Source document:
But for the first time I wasn't hearing about being incomplete or unwhole because I was blind. I wasn't hearing that the only viable answer for earning full inclusion in the world was to find a way physically to see.
I left both exhilarated and unnerved. It buoyed me up to know that, to this experienced, highly-respected blind person, I had neither to pretend nor to prove anything. But at the same time it was sobering to accept the responsibilities inherent in the kind of wholeness Dr. Jernigan both embodied and offered to me.
He helped me to understand that my missing piece--the thing that kept me from feeling and being perceived as whole--was not the physical fact of blindness. At least part of it consisted of the misconceptions which I and all of society around me had about blindness and blind people.
His words and his presence awakened something in me that gave me courage to try harder to find ways to participate more fully in life. But along with that came the realization that, if I were to be honest with myself and others, I must be willing to question behavior either in them or in me which would stifle growth. For me this was the hardest part of accepting the gift of that knowledge of wholeness. I really don't like making waves.
But Dr. Jernigan that day gave me something every bit as precious as the recognition of my wholeness just as I was. He gave me, as he has to so many before and after me, the key to the National Federation of the Blind--the vehicle through which we, the blind, are finding for ourselves the missing pieces of security, equality, and opportunity for all blind people in our society and putting them into place.
It is hard to articulate the difference that knowing this wholeness and being part of the Federation have made in my life. Perhaps a recounting of something tangible may help me to express it.
During my first meeting with Dr. Jernigan he offered me some banana chips and other snacks I had never tasted. The banana chips were my favorite. Over the years thoughts of that meeting have often brought those chips to mind.

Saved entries
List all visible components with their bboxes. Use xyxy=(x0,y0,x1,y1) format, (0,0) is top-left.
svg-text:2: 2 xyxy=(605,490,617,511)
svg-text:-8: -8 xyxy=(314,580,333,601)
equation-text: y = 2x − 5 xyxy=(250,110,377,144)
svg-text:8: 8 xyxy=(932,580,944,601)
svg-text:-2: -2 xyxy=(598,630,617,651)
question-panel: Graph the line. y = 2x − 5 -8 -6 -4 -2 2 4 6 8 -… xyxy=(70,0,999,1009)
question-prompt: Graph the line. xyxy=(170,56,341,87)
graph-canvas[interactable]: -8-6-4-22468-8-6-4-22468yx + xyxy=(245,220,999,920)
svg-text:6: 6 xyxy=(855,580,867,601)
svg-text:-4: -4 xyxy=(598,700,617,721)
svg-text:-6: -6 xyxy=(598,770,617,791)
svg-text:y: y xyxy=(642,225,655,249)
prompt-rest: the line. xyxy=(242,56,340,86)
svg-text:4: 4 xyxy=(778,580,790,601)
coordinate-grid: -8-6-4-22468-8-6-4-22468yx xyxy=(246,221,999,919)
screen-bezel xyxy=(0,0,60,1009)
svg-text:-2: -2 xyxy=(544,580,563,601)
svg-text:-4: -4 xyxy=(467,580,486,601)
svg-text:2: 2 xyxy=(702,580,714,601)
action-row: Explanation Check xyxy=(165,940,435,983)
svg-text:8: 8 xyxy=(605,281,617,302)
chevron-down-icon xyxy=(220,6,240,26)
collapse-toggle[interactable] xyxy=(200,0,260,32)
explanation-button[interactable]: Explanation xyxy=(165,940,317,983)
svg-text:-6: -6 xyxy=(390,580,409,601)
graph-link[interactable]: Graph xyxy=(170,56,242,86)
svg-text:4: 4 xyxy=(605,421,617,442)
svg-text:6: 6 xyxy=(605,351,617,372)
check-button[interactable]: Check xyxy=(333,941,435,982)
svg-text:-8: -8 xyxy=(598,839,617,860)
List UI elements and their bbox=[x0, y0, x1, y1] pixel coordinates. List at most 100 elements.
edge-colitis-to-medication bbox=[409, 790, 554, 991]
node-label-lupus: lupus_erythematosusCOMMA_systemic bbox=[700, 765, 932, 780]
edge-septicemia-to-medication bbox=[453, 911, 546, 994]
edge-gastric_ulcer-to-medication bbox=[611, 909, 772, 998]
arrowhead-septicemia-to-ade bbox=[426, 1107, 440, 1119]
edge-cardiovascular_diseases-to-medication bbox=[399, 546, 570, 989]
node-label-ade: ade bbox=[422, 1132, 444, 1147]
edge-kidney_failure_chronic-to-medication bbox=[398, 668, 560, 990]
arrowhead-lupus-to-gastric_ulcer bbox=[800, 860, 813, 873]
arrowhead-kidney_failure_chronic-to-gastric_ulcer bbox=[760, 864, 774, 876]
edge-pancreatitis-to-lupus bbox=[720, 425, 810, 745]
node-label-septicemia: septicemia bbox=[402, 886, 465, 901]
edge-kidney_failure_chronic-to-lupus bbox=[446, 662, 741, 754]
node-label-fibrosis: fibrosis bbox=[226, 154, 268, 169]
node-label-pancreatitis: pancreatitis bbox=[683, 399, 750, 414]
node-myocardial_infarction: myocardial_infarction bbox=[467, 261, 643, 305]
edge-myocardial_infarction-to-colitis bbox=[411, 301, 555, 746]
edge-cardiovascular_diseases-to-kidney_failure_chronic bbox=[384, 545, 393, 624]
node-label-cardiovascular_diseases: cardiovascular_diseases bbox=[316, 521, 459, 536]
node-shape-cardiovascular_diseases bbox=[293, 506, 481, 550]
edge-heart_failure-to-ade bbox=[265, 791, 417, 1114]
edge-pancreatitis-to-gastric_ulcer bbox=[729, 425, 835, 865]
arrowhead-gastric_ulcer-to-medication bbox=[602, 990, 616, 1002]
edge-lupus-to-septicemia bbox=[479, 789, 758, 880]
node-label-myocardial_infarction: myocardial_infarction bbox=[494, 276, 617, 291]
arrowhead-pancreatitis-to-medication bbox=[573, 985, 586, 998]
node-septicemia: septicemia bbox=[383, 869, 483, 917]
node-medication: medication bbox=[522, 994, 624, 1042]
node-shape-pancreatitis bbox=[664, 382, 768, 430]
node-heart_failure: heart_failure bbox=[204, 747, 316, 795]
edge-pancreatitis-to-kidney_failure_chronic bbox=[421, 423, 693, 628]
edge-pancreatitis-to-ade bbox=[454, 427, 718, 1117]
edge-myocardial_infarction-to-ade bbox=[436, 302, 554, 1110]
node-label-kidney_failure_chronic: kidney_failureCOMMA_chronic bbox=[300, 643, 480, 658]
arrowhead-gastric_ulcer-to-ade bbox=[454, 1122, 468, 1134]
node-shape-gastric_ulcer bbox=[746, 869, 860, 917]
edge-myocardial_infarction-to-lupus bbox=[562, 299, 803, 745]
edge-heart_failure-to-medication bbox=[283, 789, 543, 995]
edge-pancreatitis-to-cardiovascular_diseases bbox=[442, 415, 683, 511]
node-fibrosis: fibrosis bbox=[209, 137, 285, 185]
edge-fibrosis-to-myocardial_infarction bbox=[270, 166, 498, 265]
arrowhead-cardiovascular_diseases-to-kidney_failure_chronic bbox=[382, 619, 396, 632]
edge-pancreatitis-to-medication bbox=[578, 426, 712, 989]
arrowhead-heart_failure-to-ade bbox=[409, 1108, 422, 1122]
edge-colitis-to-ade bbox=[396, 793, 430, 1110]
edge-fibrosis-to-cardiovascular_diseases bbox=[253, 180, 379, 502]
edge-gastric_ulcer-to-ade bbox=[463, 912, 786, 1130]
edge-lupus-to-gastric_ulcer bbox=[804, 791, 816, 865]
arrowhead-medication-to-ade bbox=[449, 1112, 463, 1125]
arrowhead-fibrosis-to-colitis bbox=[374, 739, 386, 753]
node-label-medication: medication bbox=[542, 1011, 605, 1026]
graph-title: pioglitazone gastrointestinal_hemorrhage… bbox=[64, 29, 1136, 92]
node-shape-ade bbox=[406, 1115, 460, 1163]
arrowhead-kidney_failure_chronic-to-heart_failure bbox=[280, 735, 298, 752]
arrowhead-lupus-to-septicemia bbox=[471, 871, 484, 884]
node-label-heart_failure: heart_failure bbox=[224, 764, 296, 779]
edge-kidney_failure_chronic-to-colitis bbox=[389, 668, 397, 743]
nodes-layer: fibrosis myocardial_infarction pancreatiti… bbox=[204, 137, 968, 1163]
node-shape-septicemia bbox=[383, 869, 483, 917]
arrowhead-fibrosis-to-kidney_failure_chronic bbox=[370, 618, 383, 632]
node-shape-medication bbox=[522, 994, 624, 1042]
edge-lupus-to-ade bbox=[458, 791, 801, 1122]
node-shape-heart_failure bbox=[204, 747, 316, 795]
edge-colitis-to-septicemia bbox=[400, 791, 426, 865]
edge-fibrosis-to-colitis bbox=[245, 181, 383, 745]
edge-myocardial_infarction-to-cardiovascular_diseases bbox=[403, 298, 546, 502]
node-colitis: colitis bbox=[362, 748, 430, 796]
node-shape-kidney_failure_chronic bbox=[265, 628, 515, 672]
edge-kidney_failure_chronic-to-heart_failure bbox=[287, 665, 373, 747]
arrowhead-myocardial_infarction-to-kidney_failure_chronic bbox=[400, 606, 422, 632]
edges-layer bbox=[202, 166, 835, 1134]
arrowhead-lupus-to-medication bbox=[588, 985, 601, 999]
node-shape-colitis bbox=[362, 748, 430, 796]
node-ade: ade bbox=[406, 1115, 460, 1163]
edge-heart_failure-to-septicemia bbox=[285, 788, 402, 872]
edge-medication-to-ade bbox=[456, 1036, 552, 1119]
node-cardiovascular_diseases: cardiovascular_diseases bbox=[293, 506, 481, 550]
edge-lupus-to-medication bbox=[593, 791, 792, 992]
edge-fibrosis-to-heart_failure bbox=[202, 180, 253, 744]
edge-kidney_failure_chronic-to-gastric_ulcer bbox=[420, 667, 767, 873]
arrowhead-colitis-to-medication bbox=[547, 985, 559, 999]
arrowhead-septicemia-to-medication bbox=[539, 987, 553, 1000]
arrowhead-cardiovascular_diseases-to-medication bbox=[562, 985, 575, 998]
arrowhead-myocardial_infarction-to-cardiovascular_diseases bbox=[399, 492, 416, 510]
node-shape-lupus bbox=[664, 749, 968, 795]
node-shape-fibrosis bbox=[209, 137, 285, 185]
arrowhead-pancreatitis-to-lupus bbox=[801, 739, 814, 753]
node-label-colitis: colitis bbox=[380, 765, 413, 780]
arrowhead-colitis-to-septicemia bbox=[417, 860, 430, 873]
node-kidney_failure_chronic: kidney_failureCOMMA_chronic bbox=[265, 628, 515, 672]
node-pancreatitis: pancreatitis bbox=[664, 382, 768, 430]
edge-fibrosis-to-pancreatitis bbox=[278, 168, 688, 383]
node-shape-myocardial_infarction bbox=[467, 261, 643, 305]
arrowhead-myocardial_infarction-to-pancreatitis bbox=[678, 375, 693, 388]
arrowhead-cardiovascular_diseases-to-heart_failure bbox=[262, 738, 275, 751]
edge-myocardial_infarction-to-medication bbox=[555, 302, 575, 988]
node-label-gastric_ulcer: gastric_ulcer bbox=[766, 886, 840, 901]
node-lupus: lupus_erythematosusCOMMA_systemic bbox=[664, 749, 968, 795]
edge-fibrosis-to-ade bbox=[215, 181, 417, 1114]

Directions for this task: In the source text, which snack from the first meeting with Dr. Jernigan was the writer's favorite?

Answer box: Banana chips.